→ **Record excerpts**:
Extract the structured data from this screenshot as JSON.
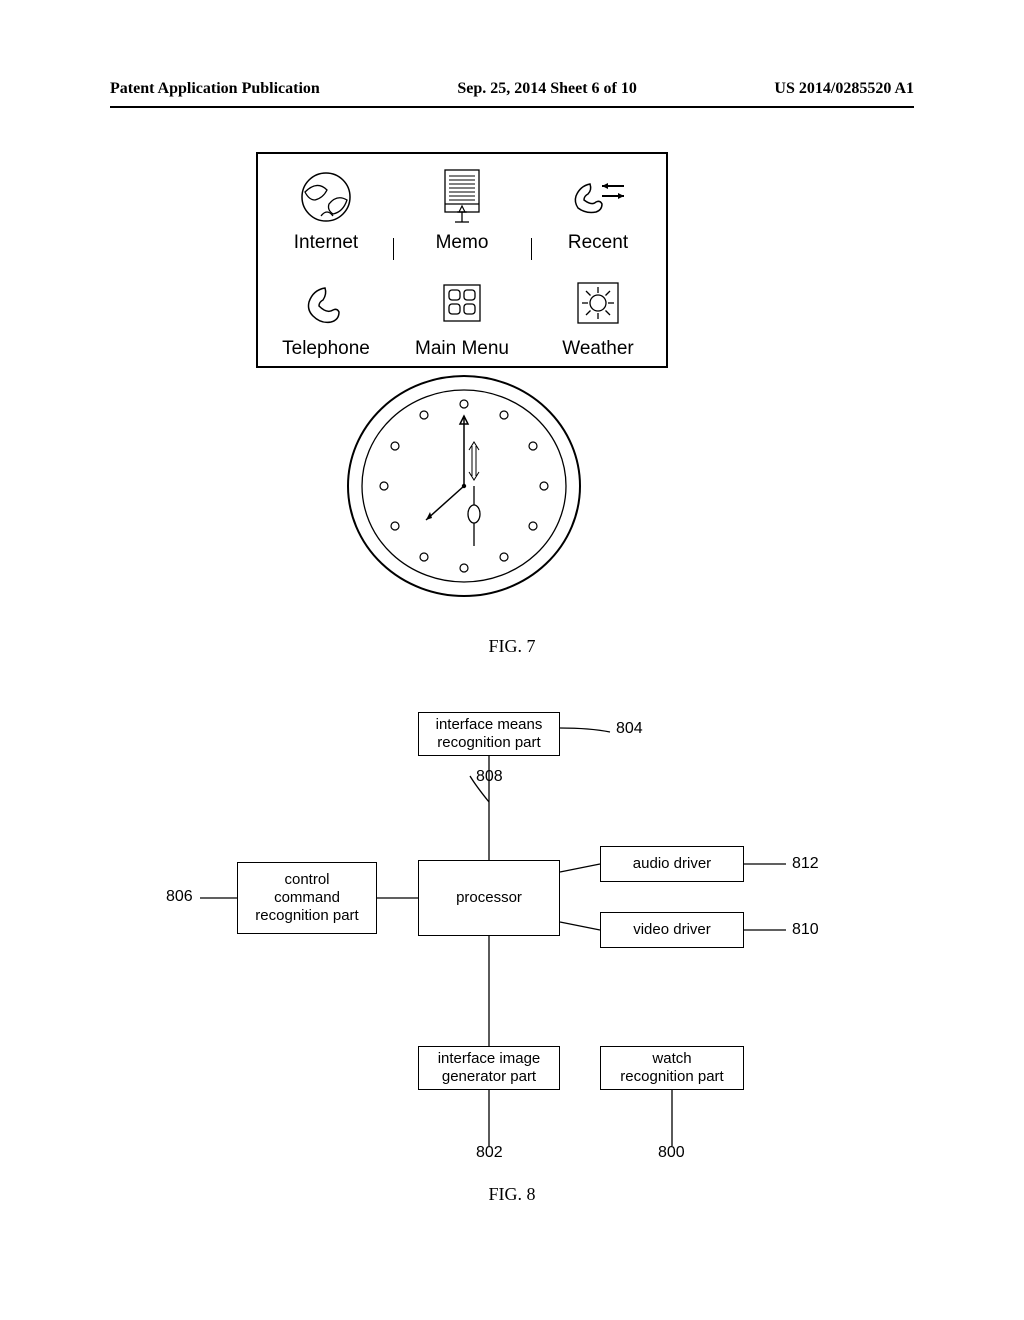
{
  "header": {
    "left": "Patent Application Publication",
    "center": "Sep. 25, 2014  Sheet 6 of 10",
    "right": "US 2014/0285520 A1"
  },
  "figure7": {
    "label": "FIG. 7",
    "menu": {
      "items": [
        {
          "id": "internet",
          "label": "Internet"
        },
        {
          "id": "memo",
          "label": "Memo"
        },
        {
          "id": "recent",
          "label": "Recent"
        },
        {
          "id": "telephone",
          "label": "Telephone"
        },
        {
          "id": "mainmenu",
          "label": "Main Menu"
        },
        {
          "id": "weather",
          "label": "Weather"
        }
      ]
    },
    "watch": {
      "outer_stroke": "#000000",
      "outer_stroke_width": 2,
      "hour_marker_radius": 3.5,
      "hour_marker_count": 12
    }
  },
  "figure8": {
    "label": "FIG. 8",
    "blocks": {
      "interface_means": {
        "text": "interface means\nrecognition part",
        "ref": "804"
      },
      "control_command": {
        "text": "control\ncommand\nrecognition part",
        "ref": "806"
      },
      "processor": {
        "text": "processor",
        "ref": "808"
      },
      "audio_driver": {
        "text": "audio driver",
        "ref": "812"
      },
      "video_driver": {
        "text": "video driver",
        "ref": "810"
      },
      "interface_image": {
        "text": "interface image\ngenerator part",
        "ref": "802"
      },
      "watch_recognition": {
        "text": "watch\nrecognition part",
        "ref": "800"
      }
    }
  }
}
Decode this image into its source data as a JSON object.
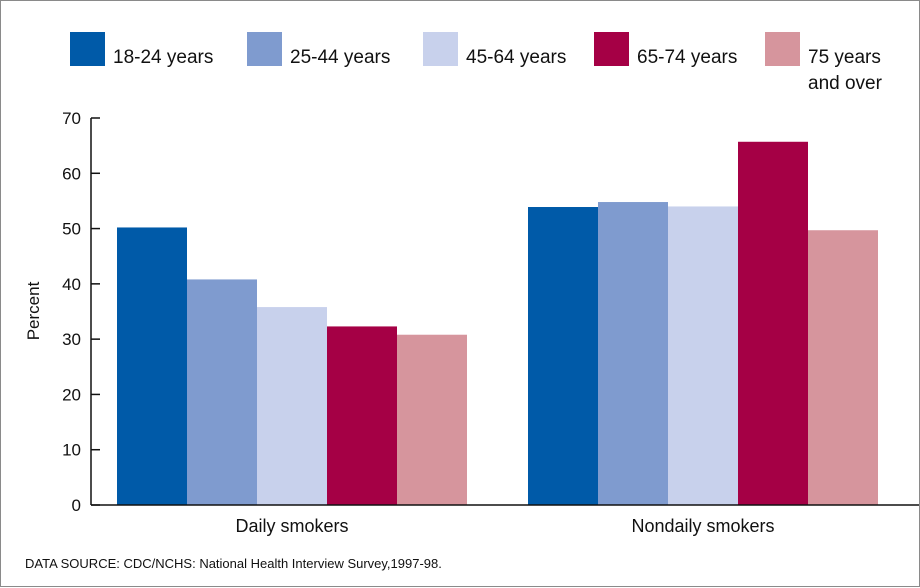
{
  "chart_data": {
    "type": "bar",
    "categories": [
      "Daily smokers",
      "Nondaily smokers"
    ],
    "series": [
      {
        "name": "18-24 years",
        "color": "#005aa8",
        "values": [
          50.2,
          53.9
        ]
      },
      {
        "name": "25-44 years",
        "color": "#7f9bcf",
        "values": [
          40.8,
          54.8
        ]
      },
      {
        "name": "45-64 years",
        "color": "#c8d1ec",
        "values": [
          35.8,
          54.0
        ]
      },
      {
        "name": "65-74 years",
        "color": "#a50045",
        "values": [
          32.3,
          65.7
        ]
      },
      {
        "name": "75 years and over",
        "color": "#d6959d",
        "values": [
          30.8,
          49.7
        ]
      }
    ],
    "ylabel": "Percent",
    "ylim": [
      0,
      70
    ],
    "yticks": [
      0,
      10,
      20,
      30,
      40,
      50,
      60,
      70
    ],
    "legend_position": "top",
    "grid": false
  },
  "legend_lines": [
    [
      "18-24 years"
    ],
    [
      "25-44 years"
    ],
    [
      "45-64 years"
    ],
    [
      "65-74 years"
    ],
    [
      "75 years",
      "and over"
    ]
  ],
  "source": "DATA SOURCE: CDC/NCHS: National Health Interview Survey,1997-98."
}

→ **Task brief**:
Find how many lines in the records contain the string "source", then give the number alone.

→ **The output**:
2